### What you will do
1. Say whether each statement agrees with the Ben Frost article. Answer yes or no for each, and quote the words from the article that decide it.
(a) Frost has been based in Reykjavík since 2005.
(b) Frost recorded Aurora with Steve Albini in Chicago.
(c) Solaris was commissioned by Unsound Festival.
2. Write what comes next in the Ben Frost article, beginning right after its final sentence.

### Document section

= = = =

Background information
- Born: 1980 (age 45–46) Melbourne, Victoria, Australia
- Genres: Experimental; electronic;
- Occupations: Composer; producer; director; musician;
- Labels: Room40; Bedroom Community; Mute;
- Website: ethermachines.com

= Ben Frost =

Australian musician and composer

Ben Frost (born 1980) is an Australian/Icelandic musician, composer, record producer, sound designer and director born in Melbourne, Australia and based in Reykjavík, Iceland since 2005.

Frost has contributed to albums by Canadian electronic musician Tim Hecker and American experimental rock band Swans.

== Career ==
Born in Melbourne, Australia, and based in Reykjavík, Iceland, since 2005, Frost composes minimalist, instrumental, and experimental music, with influences ranging from classical minimalism to punk rock and black metal.

His early releases include the guitar-oriented albums Steel Wound (2003) and School of Emotional Engineering (as part of the band School of Emotional Engineering) (2004). Theory of Machines (2007) marked a radical shift toward more angular aggressive music and was further advanced on the critically acclaimed By The Throat (2009). In 2011, commissioned by Unsound Festival, and as part of a collaboration with Brian Eno and fellow Icelandic composer Daníel Bjarnason, Frost released Solaris, a conceptual album which rescored Andrei Tarkovsky's film of the same name. In 2014 after signing with British record label Mute Records, Frost released the critically lauded and distinctly more rhythmical album Aurora. In 2017 Frost traveled to Chicago to record The Centre Cannot Hold with Steve Albini. In addition to his studio albums, Frost has collaborated with contemporary dance companies Chunky Move, the Icelandic Dance Company Contemporary Dance of Cuba and the British choreographer Wayne McGregor. He composed the music for Wayne McGregor's 2010 production FAR.

= = = =

### Provided information
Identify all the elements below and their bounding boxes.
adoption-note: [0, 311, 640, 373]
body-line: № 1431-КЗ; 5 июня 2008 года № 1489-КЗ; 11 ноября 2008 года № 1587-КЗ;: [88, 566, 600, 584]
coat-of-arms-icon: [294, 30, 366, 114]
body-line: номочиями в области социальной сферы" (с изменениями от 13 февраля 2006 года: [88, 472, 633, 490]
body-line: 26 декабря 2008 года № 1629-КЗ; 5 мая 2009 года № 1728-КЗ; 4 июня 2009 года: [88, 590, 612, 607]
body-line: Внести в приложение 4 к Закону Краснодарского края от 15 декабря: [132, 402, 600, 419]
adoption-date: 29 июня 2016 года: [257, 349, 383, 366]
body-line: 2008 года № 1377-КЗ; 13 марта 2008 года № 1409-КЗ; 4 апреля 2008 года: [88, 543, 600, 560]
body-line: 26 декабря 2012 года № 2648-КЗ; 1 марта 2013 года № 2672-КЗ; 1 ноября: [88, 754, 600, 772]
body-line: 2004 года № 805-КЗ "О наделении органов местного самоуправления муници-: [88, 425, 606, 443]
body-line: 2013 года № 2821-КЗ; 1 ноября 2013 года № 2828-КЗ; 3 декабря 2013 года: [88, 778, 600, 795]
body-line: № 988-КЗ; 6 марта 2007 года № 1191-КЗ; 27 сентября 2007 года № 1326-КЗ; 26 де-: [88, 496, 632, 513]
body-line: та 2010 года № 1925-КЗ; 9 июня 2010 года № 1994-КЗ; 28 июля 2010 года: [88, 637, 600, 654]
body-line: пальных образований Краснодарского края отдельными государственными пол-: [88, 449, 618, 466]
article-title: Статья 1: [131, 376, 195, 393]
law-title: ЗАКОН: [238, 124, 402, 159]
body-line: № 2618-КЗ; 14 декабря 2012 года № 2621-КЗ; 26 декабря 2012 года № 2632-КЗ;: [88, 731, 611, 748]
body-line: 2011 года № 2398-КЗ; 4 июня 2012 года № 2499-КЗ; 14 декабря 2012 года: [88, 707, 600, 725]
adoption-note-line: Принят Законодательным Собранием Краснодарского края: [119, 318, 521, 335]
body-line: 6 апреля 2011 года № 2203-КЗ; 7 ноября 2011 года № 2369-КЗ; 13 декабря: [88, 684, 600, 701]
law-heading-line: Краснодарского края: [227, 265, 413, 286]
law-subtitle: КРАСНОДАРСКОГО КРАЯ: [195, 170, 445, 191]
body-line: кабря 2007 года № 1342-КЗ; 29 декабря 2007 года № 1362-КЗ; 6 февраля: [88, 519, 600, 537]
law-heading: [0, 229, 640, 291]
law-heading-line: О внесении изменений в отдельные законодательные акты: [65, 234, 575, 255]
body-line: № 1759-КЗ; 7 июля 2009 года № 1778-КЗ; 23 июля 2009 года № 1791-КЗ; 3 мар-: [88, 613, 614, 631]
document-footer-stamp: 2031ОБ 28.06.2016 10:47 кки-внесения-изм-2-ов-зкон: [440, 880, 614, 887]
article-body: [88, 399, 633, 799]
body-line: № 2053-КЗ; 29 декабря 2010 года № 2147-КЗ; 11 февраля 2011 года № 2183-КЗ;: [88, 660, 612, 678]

= = = =

### Answers for the tasks
1.
(a) Yes: "based in Reykjavík, Iceland since 2005"
(b) No: "In 2017 Frost traveled to Chicago to record The Centre Cannot Hold with Steve Albini."
(c) Yes: "commissioned by Unsound Festival"

2.
Frost co-composed Music for Solaris with Daníel Bjarnason, which was inspired by both Stanisław Lem's novel Solaris and the 1972 Tarkovsky film of the same name. It was performed by Frost, Bjarnason, and Sinfonietta Cracovia. He composed the music for the films Sleeping Beauty, the Icelandic drama The Deep, and the 2015 British television series Fortitude. In 2012, he traveled to the Democratic Republic of Congo with Richard Mosse, along with Trevor Tweeten to score the sound for Mosse's artwork The Enclave.

In 2013, in his first directorial role, he premiered a critically acclaimed music-theatre adaptation of the Iain Banks novel The Wasp Factory.

In 2015, Frost, in collaboration with Paul Haslinger, created the score for Tom Clancy's Rainbow Six Siege.

Two years later, in 2017, Frost scored the film Super Dark Times. In that same year, he premiered a new installation at the Barbican Centre in London, titled Incoming, with Richard Mosse and Trevor Tweeten. The piece used advanced surveillance technology to comment on the refugee crisis in Europe, and later toured worldwide.

From 2017 to 2020, Frost created the score for all three seasons of Netflix's German sci-fi thriller Dark. In 2022, Frost, Mosse and Tweeten premiered their third collaborative installation, Broken Spectre, at 180 the Strand in London. Frost premiered two new sound installations in 2023, Enduring Amazon at the Momentary in Arkansas and The Predatory Chord at the Megaron in Athens.

=== Collaborations ===
In 2005, Frost remixed Björk's song "Desired Constellation", which was featured as the B-side to the "Triumph of a Heart" single. He engineered and played the keyboards on Tim Hecker's albums Ravedeath, 1972 and Virgins, which were recorded by Frost in Reykjavík. He was the mixing engineer on Colin Stetson's albums New History Warfare Vol. 2: Judges and New History Warfare Vol. 3: To See More Light. He was a recording engineer for A Winged Victory for the Sullen. Frost participated in the recording of the Swans albums The Seer, Leaving Meaning and The Beggar; he would also join as a touring member.

== Music for film and television ==
- Sleeping Beauty – Directed by Julia Leigh
- Super Dark Times – Directed by Kevin Phillips
- Fortitude – Directed by Kieron Hawkes
- Dark – Directed by Baran Bo Odar
- Raised By Wolves – Directed by Ridley Scott
- What Remains – Directed by Ran Huang
- 1899 – Directed by Baran Bo Odar
- Palestine '36 - Directed by Annemarie Jacir

== Opera ==

- The Wasp Factory (2013)
- The Murder of Halit Yozgat (2020)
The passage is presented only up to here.